Directions :: Sift the material for lines containing "nginx", and return them.

Dataset excerpt
________________________________________
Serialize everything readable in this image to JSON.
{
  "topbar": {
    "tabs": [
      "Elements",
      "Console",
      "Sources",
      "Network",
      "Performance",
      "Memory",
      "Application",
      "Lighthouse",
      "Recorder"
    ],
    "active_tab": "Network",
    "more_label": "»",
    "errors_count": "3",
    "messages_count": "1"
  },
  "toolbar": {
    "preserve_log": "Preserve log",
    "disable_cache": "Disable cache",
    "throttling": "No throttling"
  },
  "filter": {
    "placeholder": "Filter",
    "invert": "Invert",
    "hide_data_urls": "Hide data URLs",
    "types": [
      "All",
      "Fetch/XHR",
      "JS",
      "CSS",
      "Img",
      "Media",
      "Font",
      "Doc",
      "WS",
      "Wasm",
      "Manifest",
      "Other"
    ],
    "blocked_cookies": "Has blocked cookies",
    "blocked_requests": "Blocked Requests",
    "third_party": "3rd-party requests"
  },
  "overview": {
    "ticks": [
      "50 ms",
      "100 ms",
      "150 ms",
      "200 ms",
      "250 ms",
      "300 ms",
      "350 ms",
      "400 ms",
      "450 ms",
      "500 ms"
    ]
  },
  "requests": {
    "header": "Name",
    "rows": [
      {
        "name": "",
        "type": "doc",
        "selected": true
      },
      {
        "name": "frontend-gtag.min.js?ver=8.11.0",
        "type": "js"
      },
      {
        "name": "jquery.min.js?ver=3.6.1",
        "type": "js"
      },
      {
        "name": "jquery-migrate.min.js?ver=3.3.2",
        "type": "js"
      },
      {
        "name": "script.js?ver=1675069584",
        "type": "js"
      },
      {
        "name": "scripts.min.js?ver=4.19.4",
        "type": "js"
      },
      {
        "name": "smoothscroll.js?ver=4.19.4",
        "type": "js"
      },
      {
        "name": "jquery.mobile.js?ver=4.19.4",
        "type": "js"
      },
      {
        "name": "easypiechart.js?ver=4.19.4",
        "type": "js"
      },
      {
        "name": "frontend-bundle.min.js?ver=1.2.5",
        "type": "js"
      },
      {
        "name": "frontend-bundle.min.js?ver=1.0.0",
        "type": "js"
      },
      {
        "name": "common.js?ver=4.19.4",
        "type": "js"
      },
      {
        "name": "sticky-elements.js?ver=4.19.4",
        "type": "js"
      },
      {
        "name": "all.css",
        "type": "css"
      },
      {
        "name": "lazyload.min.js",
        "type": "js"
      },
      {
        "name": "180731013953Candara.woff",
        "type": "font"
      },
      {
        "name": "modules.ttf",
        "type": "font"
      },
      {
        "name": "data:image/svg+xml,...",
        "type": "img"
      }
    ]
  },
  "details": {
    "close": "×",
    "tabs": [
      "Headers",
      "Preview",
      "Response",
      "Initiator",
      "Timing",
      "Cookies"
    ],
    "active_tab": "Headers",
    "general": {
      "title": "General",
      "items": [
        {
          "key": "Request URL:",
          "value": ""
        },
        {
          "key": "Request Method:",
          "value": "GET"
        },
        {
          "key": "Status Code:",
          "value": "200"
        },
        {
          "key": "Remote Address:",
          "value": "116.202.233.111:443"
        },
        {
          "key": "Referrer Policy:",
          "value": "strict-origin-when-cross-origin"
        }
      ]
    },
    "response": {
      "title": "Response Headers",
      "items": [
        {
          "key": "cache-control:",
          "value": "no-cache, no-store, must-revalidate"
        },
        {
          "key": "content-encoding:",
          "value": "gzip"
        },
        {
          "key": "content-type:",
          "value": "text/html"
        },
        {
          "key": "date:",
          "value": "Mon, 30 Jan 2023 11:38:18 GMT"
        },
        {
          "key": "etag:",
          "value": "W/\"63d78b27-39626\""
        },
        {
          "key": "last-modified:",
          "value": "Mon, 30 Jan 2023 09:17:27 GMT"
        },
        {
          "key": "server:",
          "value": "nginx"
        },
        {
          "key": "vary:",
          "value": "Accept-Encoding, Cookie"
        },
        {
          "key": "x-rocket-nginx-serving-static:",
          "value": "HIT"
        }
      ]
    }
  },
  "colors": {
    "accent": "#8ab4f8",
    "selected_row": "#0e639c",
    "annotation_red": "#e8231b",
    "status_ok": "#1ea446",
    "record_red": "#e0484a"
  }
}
________________________________________
Solution to this exercise ::
          "value": "nginx"
          "key": "x-rocket-nginx-serving-static:",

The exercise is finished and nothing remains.